▶ OBJECTIVE
Lift out each line of the data that holds "title".

--- START ---

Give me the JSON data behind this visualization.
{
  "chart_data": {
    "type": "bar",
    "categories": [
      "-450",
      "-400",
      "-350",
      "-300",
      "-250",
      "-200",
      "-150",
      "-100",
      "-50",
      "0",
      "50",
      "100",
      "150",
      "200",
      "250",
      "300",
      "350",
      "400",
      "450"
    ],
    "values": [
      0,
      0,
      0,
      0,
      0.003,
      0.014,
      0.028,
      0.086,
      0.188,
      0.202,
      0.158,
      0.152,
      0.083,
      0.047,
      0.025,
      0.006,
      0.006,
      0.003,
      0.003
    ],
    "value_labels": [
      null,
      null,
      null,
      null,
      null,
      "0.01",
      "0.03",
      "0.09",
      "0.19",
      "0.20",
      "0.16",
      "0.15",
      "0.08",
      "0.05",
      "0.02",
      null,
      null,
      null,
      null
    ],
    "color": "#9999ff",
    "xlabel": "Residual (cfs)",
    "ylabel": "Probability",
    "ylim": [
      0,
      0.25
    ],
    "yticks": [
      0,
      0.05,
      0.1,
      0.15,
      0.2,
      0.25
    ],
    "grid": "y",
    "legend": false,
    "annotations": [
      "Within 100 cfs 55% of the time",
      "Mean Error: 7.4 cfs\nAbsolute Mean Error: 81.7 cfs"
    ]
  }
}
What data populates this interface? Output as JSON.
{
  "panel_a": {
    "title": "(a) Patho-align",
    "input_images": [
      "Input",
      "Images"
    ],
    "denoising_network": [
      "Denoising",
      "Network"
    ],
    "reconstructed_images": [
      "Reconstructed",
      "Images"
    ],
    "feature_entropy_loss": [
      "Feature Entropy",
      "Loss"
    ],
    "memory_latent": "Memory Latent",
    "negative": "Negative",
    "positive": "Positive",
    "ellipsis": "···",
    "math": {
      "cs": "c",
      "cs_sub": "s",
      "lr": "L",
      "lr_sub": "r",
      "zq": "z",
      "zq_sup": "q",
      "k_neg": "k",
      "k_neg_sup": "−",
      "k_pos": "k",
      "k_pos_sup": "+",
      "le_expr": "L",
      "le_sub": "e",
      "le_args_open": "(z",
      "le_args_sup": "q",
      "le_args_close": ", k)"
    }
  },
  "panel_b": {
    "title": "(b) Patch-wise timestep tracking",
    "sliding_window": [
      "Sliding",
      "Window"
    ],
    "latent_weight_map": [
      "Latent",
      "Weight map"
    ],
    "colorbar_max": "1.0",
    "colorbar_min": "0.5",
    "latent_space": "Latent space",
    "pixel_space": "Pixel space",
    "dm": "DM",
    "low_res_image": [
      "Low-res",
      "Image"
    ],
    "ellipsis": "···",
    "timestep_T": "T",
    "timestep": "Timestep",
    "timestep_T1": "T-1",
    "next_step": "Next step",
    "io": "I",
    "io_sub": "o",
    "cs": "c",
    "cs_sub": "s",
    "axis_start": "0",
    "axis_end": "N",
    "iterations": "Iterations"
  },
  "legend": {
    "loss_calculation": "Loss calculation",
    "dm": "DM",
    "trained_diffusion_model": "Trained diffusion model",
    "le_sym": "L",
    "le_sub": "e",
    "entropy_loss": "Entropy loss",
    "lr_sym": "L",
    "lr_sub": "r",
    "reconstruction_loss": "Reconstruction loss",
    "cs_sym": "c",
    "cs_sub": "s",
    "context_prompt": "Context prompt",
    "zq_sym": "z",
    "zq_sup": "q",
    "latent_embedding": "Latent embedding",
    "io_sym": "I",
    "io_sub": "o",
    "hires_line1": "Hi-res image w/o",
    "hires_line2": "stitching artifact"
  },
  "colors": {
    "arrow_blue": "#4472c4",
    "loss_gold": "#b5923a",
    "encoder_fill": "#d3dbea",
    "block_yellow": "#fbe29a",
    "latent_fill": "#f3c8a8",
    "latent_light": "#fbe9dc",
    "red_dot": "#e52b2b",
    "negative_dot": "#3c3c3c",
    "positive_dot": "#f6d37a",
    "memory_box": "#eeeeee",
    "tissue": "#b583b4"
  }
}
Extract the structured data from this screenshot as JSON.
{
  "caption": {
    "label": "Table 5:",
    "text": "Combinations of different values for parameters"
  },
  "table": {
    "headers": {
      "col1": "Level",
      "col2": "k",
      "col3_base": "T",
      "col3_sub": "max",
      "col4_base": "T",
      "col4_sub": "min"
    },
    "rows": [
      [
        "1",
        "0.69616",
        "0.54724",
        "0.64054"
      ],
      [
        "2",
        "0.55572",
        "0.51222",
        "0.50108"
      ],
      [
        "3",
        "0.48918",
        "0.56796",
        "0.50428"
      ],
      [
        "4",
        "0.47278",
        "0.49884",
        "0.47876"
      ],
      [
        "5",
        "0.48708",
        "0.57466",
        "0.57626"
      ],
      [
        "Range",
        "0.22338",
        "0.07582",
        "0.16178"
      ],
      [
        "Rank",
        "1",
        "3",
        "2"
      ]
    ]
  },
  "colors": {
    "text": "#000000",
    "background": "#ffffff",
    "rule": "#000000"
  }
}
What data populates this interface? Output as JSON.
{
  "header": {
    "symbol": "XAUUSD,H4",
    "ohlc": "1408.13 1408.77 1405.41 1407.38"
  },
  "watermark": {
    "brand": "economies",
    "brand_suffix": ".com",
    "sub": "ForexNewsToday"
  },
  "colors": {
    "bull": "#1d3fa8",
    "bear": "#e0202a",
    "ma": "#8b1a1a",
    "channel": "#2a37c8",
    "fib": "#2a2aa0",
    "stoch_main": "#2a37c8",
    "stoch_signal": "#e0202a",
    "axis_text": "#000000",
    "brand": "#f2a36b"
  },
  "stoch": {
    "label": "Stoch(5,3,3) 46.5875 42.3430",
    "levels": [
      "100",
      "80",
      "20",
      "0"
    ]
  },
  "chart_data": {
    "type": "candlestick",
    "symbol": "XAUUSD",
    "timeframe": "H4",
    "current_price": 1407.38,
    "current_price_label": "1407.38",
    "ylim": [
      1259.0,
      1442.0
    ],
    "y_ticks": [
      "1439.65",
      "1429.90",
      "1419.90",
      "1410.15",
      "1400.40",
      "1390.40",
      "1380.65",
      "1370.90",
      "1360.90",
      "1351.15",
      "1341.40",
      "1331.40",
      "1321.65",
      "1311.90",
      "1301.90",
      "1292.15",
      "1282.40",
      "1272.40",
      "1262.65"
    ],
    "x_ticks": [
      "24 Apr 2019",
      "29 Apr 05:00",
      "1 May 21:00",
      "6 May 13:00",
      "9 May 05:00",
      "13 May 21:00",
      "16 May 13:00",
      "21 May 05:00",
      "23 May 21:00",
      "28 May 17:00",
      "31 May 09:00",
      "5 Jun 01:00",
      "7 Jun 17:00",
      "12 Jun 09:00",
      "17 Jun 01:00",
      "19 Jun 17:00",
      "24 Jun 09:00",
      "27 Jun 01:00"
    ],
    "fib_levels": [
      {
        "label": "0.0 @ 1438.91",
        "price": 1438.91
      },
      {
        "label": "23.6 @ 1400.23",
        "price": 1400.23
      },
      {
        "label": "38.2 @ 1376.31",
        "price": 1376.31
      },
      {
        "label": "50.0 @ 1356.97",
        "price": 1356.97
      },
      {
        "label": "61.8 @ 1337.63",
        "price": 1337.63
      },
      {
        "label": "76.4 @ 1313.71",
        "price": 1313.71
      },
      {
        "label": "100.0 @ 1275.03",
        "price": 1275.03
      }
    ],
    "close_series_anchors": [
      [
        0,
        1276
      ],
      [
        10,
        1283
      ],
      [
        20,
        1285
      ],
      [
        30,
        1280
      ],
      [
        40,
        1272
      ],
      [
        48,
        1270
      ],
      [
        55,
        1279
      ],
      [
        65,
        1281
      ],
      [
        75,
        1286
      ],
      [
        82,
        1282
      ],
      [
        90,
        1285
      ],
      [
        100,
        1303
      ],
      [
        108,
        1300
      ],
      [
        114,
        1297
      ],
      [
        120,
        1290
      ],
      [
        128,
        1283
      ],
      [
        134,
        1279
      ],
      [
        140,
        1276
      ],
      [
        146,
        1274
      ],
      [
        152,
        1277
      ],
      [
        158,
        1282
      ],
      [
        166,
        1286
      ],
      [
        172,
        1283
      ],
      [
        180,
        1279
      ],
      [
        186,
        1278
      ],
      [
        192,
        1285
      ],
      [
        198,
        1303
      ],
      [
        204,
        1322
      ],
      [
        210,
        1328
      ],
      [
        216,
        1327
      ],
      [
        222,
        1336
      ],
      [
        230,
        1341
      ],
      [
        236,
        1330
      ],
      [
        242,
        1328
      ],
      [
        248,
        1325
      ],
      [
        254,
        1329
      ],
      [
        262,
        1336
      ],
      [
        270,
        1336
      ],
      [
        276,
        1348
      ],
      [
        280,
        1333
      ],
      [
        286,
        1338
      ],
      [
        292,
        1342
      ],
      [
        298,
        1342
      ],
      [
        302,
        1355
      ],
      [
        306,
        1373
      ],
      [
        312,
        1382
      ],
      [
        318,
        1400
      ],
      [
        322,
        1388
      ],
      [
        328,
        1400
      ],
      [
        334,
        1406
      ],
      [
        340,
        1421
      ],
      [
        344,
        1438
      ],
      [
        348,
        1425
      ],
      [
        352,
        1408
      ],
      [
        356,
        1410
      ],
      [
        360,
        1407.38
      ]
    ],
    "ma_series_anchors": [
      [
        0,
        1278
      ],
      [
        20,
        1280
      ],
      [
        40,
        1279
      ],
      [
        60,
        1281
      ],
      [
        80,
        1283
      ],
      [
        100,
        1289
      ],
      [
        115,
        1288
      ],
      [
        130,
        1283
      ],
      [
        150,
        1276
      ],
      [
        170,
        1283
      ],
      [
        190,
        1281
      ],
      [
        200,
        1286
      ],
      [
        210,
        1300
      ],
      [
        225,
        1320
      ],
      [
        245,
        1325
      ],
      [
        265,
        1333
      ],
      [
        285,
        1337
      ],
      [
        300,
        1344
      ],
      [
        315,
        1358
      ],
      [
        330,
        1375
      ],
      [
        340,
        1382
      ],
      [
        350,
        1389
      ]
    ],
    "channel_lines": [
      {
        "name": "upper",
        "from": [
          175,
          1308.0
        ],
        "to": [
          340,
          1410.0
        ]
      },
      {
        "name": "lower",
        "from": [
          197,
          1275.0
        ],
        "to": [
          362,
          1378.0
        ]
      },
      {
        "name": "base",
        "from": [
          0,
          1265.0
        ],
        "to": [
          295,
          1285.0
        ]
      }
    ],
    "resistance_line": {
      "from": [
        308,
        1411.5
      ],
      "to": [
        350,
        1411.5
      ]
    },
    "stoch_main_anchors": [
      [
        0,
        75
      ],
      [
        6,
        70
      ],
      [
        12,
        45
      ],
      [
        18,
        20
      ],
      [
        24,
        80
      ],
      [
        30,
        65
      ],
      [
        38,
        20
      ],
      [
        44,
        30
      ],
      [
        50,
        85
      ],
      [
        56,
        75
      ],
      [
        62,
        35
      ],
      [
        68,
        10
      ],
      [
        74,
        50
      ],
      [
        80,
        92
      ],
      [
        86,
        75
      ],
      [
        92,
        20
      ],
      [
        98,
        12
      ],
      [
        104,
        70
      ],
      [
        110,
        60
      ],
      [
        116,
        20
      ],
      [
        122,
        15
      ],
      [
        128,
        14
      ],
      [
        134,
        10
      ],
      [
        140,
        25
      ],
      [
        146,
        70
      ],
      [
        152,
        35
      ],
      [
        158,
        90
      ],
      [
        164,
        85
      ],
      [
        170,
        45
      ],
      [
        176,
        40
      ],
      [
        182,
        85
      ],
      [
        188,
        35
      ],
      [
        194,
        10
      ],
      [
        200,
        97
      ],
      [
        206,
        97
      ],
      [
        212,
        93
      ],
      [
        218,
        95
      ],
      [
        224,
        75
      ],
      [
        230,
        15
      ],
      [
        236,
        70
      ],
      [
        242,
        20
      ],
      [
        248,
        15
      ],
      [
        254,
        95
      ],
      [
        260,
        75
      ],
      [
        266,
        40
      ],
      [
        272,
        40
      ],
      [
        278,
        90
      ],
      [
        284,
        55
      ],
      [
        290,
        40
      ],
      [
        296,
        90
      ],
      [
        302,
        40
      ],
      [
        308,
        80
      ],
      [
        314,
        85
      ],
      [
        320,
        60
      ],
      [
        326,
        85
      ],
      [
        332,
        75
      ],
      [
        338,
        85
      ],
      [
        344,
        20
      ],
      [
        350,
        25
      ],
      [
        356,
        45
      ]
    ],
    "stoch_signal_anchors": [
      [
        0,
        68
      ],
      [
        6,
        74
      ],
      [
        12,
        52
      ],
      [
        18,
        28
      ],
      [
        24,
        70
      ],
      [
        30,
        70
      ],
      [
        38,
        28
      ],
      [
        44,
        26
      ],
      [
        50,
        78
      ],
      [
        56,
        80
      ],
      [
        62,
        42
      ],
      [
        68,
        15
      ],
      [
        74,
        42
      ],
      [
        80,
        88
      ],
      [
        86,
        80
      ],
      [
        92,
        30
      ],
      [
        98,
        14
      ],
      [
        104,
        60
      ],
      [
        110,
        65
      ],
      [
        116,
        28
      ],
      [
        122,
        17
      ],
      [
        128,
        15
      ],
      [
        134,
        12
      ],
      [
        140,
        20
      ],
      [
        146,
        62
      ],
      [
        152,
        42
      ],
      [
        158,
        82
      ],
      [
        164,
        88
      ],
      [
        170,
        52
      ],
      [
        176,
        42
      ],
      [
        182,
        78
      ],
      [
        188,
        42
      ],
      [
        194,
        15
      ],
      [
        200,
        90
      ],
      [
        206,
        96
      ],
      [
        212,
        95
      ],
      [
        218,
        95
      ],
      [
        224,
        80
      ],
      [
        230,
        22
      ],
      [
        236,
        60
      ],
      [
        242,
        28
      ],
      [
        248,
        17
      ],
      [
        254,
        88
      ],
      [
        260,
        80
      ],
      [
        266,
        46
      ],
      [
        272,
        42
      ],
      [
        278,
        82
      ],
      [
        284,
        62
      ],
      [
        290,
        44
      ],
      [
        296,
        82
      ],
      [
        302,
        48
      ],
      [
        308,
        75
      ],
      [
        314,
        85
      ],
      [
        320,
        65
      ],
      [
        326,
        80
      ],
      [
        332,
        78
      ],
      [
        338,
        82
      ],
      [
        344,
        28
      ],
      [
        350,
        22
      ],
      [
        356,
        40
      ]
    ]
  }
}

--- END ---

▶ RESPONSE TO THE EXERCISE
    "title": "(a) Patho-align",
    "title": "(b) Patch-wise timestep tracking",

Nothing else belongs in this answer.